* START Provided text *

Using Apache Kafka to Build Flexible APIs (Case Study)

Posted in

Building big platforms has always been difficult. Old-fashioned monolithic applications are plagued with slow delivery cycles, questionable reliability, and serious complexity. On the other hand, the microservices approach comes with complexities of its own, such as service overlap or unintended dependencies. But what if you could create loosely-coupled services with a clear business purpose, and no limits for scaling?

In this article, we look at how Norwegian public transportation company Entur is using Kafka to build a scalable services architecture with minimal dependencies and maximal flexibility.

This article is based on a talk given by Henrik Stene of Aboveit at the 2019 Nordic APIs Platform Summit.

 

The Goal: A Loose-Coupled Architecture

A core part of Entur’s business model is its unified sales and ticketing system, which allows customers to make ticket reservations for almost all major transport media. The company was keen to build this system as a collection of independent data and function modules, offering the flexibility of a fine-grained architecture with clear business logic.

Here are just some of the data modules they settled on:
payment
customer
order
product

By minimizing data overlap (and instead using references between modules), each data module can be treated as a single source of truth for the data at hand, Henrik explains. This means that all customer data is kept in one place, simplifying compliance with data protection regulations like GDPR.

Function modules, like order history or reserve, combine multiple data modules in order to fulfill a specific business function. For example, the order history function module combines data from the customer and order data modules to generate a list of a given customer’s orders. The main purpose of this is simply to make it easier for customers to interact with the API.

Of course, it’s essential for information to flow between these modules for them to operate smoothly. Entur wouldn’t want to create a new ticket if the order hadn’t been confirmed, and it wouldn’t want to confirm an order if it hadn’t been paid for. But how do you allow information to flow between these data modules without creating dependencies?

Apache Kafka for Data Propagation

To facilitate the spread of data between various modules, Entur chose to employ Kafka. This high performance, distributed streaming platform creates a central “cluster” of events, which applications (in this case, the data and function modules) can listen to and interact with at will.

The idea is simple. Each of Entur’s modules has a set of events associated with it. Looking at the payment data module, events include payment creation, completion, and cancellation, among others. Whenever one of these events takes place, the relevant details are published to the Kafka cluster.

Meanwhile, all of the data and function modules are constantly “listening” to the event log for events that may concern them. For example, the order module might listen for payment-related events so that when a payment is completed, the order status can be updated.

* END Provided text *

**Short exercise 1**
Copy the entries word for word, starting with their first line and continuing through the line that contains "svg-text:Jul: Jul: [2014, 505, 2038, 526]", including that line.

* START Data extract *

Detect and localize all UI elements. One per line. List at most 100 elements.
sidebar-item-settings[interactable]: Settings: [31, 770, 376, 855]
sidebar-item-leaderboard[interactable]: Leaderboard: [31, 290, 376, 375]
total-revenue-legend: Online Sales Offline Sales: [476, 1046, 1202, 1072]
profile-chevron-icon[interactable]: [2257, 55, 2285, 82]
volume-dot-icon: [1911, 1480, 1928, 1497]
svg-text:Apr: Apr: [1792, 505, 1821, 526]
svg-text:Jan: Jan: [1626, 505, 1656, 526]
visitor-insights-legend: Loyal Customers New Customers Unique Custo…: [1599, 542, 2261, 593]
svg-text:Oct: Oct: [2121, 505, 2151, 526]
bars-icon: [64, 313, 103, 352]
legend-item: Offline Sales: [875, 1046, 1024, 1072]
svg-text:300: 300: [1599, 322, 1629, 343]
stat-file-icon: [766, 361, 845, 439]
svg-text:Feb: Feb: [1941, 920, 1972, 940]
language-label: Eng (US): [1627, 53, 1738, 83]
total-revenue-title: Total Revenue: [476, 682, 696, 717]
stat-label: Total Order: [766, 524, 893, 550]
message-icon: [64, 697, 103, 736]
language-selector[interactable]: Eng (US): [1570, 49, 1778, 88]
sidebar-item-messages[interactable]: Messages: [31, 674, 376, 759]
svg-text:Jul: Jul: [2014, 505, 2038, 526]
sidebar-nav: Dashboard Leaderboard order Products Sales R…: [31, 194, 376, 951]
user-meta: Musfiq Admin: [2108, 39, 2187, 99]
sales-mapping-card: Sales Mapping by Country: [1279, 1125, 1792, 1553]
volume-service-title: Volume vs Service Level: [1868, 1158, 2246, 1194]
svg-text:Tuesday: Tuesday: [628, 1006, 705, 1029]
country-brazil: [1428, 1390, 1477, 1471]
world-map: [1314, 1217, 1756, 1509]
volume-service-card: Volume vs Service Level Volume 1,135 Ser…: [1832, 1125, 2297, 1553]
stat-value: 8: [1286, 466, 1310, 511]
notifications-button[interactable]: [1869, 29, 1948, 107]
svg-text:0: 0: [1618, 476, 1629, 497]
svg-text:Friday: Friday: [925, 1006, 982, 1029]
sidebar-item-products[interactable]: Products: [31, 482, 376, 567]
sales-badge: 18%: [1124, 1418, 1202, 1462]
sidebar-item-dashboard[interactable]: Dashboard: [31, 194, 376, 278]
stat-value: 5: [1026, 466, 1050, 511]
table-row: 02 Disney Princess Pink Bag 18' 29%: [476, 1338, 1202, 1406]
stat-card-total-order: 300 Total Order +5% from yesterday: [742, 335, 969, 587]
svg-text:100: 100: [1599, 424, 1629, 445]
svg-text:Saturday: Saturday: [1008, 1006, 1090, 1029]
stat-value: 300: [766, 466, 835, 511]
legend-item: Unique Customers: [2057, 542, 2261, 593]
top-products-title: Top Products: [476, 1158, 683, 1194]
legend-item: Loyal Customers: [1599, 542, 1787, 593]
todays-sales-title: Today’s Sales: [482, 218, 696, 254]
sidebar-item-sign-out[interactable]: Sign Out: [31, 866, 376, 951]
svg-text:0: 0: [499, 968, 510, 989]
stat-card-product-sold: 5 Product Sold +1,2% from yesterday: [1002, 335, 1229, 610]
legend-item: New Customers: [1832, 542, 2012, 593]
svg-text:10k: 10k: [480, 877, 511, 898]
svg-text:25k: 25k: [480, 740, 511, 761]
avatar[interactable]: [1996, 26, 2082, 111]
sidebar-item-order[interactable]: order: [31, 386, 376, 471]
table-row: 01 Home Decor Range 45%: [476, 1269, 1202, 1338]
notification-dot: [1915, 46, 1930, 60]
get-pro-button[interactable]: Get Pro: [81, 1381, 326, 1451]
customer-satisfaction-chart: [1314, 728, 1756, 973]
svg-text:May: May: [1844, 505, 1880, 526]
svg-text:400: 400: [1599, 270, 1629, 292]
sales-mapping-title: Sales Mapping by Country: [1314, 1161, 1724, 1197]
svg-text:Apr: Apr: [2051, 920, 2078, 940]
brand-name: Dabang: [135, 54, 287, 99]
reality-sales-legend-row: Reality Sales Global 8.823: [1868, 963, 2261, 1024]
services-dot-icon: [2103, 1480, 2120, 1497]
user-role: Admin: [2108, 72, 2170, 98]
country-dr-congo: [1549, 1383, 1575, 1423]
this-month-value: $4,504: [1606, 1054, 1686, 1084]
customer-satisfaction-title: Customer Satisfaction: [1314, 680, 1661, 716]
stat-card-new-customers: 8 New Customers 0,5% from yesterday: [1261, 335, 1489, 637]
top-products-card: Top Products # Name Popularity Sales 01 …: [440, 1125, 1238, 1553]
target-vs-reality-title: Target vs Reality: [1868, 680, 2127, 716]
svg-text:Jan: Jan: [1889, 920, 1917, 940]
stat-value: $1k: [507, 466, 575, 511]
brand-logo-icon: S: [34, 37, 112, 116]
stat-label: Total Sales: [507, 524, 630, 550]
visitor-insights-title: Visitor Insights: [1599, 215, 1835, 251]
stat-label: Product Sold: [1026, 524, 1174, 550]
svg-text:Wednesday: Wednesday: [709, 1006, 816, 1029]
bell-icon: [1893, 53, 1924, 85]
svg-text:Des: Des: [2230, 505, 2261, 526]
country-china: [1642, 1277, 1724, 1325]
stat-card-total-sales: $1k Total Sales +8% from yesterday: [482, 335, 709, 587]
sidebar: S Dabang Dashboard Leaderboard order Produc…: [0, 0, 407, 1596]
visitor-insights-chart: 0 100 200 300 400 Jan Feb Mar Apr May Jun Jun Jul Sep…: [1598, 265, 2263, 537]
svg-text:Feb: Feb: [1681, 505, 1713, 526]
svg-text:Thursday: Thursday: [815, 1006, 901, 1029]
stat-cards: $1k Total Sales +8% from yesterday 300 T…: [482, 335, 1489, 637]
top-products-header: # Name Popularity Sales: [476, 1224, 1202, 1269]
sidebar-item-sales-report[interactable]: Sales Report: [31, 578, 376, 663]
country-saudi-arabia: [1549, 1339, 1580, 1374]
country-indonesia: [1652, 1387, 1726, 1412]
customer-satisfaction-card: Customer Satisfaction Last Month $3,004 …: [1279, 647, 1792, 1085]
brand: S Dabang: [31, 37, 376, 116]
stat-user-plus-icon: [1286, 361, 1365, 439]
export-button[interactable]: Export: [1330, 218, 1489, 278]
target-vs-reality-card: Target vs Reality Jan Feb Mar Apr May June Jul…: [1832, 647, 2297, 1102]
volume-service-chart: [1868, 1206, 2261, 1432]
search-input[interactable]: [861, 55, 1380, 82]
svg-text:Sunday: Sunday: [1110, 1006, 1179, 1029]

* END Data extract *

**Short exercise 2**
Continue the case study on Entur's use of Kafka from its last sentence.

**Task answer 1**
Detect and localize all UI elements. One per line. List at most 100 elements.
sidebar-item-settings[interactable]: Settings: [31, 770, 376, 855]
sidebar-item-leaderboard[interactable]: Leaderboard: [31, 290, 376, 375]
total-revenue-legend: Online Sales Offline Sales: [476, 1046, 1202, 1072]
profile-chevron-icon[interactable]: [2257, 55, 2285, 82]
volume-dot-icon: [1911, 1480, 1928, 1497]
svg-text:Apr: Apr: [1792, 505, 1821, 526]
svg-text:Jan: Jan: [1626, 505, 1656, 526]
visitor-insights-legend: Loyal Customers New Customers Unique Custo…: [1599, 542, 2261, 593]
svg-text:Oct: Oct: [2121, 505, 2151, 526]
bars-icon: [64, 313, 103, 352]
legend-item: Offline Sales: [875, 1046, 1024, 1072]
svg-text:300: 300: [1599, 322, 1629, 343]
stat-file-icon: [766, 361, 845, 439]
svg-text:Feb: Feb: [1941, 920, 1972, 940]
language-label: Eng (US): [1627, 53, 1738, 83]
total-revenue-title: Total Revenue: [476, 682, 696, 717]
stat-label: Total Order: [766, 524, 893, 550]
message-icon: [64, 697, 103, 736]
language-selector[interactable]: Eng (US): [1570, 49, 1778, 88]
sidebar-item-messages[interactable]: Messages: [31, 674, 376, 759]
svg-text:Jul: Jul: [2014, 505, 2038, 526]

**Task answer 2**
“When the order module has read the “Payment Completed” event, it can react to that by changing the status of the order. But a change in the order status is information that the ticket module might be interested in knowing. So the ticket module is, in this example, listening for an “Order Confirmed” event, because it would like to react to that event by creating and enabling the ticket for this particular order.”

Valuable Kafka Features

Aside from enabling smooth communication between separate modules, Kafka has at least two other features which make it an attractive starting point for your backend: seamless expansion, and a built-in query language.

Seamless Expansion

A huge benefit of building your backend around a streaming platform like Kafka is that you can seamlessly add new functionality. Henrik gives the example of an accounting department looking to start tracking sales: they can simply create their own module that listens to the Kafka stream, without having to make any changes to the existing modules.
What’s specific to Kafka, however, is its ability to keep track of past events. This means that new modules can read any (and all) of the events that have transpired since the inception of the cluster. For some purposes this won’t matter, but for others, it’s absolutely essential.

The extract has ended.